═══ Given data
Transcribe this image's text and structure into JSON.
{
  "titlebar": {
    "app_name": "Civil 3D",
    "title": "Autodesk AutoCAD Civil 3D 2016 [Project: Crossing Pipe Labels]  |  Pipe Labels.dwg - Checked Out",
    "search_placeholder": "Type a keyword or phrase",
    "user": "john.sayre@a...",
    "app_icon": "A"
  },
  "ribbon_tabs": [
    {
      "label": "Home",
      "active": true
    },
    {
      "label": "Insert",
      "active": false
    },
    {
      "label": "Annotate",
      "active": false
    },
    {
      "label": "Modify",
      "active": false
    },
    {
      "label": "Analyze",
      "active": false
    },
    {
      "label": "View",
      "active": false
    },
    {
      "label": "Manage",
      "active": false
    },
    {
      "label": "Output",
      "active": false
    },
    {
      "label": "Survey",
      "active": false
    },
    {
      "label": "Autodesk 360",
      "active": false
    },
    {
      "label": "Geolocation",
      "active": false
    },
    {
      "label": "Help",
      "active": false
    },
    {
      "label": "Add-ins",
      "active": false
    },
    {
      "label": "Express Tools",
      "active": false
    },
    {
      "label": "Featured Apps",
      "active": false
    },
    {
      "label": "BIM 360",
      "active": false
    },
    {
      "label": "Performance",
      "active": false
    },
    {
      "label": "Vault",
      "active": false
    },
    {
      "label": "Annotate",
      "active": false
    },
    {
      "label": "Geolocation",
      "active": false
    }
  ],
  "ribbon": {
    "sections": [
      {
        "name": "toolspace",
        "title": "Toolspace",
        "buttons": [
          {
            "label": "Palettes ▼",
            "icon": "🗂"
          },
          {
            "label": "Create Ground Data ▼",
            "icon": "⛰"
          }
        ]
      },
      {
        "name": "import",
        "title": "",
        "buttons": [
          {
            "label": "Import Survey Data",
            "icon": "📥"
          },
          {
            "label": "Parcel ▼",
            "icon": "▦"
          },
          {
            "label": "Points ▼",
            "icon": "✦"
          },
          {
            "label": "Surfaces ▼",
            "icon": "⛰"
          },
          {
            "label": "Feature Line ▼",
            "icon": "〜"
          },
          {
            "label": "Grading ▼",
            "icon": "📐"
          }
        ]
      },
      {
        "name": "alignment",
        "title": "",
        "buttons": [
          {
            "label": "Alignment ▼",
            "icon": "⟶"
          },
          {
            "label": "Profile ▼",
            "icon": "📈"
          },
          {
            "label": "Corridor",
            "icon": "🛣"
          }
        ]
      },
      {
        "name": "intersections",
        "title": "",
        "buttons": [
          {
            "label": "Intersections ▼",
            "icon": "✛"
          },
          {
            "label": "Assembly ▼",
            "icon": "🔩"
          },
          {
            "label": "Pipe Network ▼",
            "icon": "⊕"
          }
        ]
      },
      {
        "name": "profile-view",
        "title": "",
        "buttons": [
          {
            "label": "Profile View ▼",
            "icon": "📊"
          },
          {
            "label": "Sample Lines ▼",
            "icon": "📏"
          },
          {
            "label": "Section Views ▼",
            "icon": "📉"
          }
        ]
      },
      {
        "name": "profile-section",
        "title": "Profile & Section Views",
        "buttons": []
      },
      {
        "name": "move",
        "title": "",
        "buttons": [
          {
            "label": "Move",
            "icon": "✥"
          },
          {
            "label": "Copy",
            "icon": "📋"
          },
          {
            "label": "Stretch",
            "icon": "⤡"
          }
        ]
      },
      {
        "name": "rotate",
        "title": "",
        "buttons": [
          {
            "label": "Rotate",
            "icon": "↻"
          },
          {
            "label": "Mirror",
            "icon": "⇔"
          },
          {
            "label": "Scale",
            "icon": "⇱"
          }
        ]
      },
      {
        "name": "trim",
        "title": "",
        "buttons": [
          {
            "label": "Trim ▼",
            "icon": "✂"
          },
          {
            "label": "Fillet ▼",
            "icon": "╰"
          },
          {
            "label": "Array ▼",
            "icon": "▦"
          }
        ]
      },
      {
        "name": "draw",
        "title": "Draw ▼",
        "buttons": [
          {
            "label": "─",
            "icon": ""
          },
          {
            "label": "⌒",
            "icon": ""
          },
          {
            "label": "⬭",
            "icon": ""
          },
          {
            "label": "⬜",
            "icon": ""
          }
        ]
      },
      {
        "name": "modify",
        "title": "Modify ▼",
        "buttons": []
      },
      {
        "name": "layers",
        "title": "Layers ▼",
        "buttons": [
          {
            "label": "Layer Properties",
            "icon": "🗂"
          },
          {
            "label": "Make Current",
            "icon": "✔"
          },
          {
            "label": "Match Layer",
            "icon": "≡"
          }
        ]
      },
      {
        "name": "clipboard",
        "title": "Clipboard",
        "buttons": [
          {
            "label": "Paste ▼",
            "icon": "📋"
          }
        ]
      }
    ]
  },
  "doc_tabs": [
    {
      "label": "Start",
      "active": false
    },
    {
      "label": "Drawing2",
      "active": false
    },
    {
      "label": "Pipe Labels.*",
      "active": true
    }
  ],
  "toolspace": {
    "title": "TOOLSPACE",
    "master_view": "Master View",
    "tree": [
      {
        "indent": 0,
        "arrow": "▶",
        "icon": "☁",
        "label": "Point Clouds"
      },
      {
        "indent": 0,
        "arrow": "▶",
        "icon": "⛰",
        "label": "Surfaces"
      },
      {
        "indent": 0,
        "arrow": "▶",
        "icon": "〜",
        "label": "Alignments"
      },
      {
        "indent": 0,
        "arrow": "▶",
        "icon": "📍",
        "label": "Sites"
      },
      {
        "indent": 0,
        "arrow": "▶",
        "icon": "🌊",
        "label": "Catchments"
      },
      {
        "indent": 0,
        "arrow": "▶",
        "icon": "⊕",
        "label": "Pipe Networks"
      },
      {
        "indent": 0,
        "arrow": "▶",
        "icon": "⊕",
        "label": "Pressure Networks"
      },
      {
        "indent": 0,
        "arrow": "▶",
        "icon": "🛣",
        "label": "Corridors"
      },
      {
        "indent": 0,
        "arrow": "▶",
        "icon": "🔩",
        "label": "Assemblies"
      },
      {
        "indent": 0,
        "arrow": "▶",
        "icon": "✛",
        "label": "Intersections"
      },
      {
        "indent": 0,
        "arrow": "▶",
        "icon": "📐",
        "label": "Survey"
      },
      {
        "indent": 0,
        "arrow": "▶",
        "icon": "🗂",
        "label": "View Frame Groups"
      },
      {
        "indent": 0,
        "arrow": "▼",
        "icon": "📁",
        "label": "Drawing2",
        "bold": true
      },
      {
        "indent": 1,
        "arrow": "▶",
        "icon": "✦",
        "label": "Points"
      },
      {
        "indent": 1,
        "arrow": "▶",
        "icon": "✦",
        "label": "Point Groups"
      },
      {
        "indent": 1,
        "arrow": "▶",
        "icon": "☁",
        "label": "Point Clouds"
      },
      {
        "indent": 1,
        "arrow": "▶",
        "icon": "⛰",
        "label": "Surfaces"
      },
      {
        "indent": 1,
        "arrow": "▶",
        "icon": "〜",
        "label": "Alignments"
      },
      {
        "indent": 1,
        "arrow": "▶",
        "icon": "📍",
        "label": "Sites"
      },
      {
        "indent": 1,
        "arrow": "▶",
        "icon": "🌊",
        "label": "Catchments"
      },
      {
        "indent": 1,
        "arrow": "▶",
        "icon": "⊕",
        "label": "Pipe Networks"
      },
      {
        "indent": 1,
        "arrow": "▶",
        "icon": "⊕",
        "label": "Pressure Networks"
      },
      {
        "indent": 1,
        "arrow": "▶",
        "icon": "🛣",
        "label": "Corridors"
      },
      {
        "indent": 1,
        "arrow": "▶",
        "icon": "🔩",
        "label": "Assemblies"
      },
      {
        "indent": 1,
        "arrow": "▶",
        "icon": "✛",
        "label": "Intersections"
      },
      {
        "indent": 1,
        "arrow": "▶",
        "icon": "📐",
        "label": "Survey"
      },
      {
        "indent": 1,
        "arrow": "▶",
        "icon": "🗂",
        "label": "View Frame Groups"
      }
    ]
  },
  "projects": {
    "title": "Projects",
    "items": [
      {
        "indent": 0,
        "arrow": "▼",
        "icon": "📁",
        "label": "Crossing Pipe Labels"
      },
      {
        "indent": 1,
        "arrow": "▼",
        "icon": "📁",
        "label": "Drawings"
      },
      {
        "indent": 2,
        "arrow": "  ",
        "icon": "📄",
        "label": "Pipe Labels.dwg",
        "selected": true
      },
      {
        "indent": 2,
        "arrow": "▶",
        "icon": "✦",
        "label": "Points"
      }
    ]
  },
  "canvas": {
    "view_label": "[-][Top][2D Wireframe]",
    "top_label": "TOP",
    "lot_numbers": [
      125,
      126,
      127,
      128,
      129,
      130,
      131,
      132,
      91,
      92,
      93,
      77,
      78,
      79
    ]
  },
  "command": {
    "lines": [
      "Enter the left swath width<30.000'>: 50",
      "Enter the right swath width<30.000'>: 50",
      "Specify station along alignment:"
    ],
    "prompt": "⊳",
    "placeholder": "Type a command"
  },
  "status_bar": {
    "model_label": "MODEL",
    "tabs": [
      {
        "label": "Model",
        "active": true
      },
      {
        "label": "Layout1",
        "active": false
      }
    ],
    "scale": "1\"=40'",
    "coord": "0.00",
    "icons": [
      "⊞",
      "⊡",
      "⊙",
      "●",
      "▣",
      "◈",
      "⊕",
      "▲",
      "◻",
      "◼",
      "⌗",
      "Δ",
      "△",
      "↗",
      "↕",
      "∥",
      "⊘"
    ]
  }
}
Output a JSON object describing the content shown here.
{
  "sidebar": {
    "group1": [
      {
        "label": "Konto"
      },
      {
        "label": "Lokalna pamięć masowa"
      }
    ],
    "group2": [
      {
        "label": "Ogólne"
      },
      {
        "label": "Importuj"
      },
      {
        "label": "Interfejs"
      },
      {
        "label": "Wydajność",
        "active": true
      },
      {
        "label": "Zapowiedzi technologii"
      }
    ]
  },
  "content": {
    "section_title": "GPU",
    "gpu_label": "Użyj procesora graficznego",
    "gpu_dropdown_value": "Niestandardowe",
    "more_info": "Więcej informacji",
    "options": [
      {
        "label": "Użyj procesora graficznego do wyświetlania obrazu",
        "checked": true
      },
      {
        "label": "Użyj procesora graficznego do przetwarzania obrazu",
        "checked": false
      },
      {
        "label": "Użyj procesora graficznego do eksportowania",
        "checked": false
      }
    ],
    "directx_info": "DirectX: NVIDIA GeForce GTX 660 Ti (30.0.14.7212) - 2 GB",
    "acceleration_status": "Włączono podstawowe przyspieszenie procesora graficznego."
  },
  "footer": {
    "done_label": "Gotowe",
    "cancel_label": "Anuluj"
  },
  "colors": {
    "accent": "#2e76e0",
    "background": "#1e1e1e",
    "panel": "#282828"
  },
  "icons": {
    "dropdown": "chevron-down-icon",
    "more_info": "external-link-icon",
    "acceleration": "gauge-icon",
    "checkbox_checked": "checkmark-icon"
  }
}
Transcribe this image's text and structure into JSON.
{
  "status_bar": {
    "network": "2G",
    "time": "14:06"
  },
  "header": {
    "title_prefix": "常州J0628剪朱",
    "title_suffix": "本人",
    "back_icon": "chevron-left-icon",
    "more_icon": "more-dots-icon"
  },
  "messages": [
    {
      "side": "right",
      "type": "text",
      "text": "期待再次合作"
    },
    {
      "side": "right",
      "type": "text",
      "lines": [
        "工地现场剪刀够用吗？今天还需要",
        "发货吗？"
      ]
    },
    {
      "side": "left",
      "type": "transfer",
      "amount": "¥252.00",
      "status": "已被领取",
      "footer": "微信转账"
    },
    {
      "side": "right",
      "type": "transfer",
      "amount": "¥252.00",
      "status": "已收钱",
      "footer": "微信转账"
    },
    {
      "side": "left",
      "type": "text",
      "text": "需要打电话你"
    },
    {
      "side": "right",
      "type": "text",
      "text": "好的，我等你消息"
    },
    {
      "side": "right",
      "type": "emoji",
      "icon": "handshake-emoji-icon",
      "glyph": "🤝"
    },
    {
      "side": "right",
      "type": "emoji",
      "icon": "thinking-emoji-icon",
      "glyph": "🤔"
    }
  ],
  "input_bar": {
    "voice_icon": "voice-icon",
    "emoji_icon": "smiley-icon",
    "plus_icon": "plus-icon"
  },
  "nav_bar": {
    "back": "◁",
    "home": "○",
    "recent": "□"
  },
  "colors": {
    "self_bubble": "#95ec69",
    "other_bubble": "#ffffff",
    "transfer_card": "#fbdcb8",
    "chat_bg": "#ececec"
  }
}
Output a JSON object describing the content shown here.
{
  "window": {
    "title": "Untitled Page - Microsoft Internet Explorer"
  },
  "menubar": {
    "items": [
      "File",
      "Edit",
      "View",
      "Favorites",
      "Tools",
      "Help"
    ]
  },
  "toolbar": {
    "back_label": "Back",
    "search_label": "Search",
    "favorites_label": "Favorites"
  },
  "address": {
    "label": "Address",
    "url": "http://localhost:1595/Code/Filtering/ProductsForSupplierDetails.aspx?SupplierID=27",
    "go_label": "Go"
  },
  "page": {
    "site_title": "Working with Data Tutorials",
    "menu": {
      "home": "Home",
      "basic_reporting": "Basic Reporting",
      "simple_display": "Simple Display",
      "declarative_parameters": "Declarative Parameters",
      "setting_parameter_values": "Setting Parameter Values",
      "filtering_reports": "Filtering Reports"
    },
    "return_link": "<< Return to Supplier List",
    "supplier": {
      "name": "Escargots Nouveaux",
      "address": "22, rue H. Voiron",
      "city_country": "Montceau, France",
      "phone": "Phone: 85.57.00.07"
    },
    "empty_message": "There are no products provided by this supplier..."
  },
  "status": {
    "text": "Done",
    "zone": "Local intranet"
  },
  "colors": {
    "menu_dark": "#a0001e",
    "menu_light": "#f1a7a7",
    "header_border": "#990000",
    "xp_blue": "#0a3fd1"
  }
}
══════
— The request —
Gather each line holding the string "obrazu".

— Expected answer —
        "label": "Użyj procesora graficznego do wyświetlania obrazu",
        "label": "Użyj procesora graficznego do przetwarzania obrazu",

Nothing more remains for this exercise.